Task description: Select all lines in the records that include "Dollar".

━━━━━ Information given

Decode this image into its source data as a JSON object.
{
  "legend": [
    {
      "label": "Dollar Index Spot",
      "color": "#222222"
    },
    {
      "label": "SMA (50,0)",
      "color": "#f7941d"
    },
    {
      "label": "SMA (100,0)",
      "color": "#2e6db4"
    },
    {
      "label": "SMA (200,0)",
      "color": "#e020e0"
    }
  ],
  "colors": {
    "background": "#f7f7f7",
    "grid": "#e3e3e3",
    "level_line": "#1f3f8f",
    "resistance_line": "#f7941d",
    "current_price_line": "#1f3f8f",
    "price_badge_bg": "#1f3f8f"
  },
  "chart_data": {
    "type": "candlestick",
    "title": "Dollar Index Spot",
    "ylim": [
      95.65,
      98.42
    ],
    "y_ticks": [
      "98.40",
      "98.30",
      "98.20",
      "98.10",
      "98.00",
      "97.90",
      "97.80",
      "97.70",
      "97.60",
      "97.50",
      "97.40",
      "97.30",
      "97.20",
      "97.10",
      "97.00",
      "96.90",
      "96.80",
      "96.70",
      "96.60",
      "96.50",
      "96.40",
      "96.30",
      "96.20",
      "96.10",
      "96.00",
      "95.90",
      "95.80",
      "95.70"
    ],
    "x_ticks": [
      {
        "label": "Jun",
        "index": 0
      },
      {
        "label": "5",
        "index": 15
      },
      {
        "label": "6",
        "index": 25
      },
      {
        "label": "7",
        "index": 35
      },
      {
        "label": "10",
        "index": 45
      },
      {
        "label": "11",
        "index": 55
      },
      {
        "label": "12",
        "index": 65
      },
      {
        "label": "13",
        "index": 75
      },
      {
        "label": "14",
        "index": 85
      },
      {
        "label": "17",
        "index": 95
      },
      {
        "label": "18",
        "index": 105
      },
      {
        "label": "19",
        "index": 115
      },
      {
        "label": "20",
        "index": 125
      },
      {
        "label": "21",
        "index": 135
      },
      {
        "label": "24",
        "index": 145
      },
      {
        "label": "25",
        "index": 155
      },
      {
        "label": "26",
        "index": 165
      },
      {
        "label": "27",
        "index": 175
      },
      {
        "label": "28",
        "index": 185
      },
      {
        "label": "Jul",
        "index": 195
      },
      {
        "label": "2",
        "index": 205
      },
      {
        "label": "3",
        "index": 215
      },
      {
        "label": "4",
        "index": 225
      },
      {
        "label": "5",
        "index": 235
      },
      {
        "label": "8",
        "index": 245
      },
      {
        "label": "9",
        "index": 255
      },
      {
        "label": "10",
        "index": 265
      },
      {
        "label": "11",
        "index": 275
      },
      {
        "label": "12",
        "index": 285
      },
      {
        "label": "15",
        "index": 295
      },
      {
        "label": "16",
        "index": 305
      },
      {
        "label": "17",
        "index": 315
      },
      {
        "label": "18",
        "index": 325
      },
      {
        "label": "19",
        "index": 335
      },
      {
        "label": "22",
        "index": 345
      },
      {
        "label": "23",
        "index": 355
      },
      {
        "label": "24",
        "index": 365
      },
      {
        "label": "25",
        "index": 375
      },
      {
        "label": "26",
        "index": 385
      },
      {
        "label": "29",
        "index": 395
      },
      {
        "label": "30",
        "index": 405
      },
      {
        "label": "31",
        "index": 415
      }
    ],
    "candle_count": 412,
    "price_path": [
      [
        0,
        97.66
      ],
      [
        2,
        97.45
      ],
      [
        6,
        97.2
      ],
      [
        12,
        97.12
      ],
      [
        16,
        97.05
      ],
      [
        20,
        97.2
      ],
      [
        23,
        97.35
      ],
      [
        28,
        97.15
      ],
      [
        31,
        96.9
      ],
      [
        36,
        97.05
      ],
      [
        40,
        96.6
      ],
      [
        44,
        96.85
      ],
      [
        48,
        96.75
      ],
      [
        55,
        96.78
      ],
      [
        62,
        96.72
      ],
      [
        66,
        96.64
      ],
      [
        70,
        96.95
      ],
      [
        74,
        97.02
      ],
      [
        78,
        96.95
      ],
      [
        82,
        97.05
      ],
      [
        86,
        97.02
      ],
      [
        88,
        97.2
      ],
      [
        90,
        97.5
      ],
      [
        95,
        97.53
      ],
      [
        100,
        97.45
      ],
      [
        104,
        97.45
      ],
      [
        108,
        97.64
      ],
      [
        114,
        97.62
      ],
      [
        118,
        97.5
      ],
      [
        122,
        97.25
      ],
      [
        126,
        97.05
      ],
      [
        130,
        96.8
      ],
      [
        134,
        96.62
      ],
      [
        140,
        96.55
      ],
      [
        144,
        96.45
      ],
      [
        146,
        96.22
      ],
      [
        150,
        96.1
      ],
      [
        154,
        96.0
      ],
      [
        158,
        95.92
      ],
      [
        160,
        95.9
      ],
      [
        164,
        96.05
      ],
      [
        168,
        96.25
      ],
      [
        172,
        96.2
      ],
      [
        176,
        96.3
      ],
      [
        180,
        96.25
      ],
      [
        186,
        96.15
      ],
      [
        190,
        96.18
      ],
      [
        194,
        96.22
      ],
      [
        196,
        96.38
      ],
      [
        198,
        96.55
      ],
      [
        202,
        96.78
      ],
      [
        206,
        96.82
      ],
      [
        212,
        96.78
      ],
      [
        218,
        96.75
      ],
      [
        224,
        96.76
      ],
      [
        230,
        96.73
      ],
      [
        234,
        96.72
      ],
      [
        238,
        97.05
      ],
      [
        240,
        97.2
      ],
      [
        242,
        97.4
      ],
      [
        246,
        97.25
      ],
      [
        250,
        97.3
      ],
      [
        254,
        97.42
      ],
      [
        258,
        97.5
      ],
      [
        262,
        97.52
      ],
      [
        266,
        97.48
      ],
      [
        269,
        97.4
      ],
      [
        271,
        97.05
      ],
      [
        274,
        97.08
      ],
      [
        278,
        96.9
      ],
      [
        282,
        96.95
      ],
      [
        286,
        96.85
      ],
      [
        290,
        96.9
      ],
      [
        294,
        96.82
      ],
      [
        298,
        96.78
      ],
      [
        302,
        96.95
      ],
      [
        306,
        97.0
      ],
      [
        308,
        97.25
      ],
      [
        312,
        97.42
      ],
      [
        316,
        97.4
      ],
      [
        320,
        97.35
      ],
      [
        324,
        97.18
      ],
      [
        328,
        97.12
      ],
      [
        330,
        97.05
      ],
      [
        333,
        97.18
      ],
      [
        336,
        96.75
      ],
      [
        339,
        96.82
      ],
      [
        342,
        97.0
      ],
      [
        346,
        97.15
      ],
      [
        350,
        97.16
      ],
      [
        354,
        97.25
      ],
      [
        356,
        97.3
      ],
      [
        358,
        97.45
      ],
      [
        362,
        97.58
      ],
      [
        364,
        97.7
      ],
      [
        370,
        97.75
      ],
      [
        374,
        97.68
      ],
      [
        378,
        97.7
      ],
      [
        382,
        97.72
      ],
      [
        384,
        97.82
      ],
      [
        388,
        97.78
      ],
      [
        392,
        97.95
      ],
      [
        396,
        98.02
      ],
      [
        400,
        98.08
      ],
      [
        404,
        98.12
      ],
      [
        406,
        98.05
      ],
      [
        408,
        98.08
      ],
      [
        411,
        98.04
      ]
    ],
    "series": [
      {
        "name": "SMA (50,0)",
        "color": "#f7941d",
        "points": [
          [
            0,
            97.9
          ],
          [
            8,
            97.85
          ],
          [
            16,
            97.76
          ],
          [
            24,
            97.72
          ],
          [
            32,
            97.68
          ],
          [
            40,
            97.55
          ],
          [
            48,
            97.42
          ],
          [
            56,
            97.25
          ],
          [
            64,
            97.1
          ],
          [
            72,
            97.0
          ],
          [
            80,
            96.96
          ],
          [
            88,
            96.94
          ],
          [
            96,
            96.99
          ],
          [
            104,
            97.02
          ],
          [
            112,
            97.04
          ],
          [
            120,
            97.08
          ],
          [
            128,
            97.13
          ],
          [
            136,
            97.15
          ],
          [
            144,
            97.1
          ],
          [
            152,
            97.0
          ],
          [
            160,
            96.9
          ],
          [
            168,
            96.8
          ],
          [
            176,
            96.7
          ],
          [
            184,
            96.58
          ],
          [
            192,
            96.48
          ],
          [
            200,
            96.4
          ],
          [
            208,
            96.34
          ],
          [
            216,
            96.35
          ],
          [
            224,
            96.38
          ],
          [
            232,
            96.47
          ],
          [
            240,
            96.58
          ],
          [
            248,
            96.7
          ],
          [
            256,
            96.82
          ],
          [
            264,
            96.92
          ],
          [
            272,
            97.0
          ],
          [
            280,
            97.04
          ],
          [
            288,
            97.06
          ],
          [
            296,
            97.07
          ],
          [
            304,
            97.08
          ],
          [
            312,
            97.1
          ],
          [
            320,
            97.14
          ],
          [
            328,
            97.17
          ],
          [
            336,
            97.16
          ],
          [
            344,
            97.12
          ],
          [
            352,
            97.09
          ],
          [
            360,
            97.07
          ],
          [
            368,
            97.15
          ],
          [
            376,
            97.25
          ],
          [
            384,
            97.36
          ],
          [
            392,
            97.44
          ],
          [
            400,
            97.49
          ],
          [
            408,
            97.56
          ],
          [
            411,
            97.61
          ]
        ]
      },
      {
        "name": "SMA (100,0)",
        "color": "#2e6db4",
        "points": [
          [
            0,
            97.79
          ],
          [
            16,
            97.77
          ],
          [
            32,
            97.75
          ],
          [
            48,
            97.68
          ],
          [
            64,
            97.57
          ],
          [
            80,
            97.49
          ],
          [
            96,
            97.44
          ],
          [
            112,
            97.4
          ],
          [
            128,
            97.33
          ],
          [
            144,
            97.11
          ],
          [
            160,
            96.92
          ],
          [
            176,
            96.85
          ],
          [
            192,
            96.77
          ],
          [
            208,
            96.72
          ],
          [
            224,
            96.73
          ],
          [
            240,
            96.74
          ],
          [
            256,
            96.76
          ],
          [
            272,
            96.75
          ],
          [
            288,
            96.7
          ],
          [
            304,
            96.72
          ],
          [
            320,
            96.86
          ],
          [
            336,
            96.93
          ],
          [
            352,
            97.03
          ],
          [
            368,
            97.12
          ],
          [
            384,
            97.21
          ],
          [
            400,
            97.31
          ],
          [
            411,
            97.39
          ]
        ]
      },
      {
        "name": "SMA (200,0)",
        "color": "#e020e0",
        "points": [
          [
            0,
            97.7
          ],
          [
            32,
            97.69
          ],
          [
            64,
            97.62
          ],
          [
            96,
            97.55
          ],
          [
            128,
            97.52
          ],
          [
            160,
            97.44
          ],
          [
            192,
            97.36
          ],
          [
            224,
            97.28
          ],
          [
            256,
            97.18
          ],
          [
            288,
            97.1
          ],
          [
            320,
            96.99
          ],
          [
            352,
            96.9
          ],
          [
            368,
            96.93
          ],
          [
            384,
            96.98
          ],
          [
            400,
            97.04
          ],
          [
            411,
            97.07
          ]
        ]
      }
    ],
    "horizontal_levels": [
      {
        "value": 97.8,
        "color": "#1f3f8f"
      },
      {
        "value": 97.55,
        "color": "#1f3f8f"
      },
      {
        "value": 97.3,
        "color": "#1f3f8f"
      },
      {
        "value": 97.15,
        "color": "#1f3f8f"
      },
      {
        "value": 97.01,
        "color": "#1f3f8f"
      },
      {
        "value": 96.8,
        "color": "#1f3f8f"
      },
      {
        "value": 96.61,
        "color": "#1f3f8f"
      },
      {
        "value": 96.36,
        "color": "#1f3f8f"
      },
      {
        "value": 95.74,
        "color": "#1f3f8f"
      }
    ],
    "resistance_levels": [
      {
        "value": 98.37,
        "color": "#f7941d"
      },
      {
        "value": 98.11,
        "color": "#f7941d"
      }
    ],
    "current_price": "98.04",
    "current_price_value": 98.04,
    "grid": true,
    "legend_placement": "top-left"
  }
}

━━━━━━━━━━

Exercise answer:
      "label": "Dollar Index Spot",
    "title": "Dollar Index Spot",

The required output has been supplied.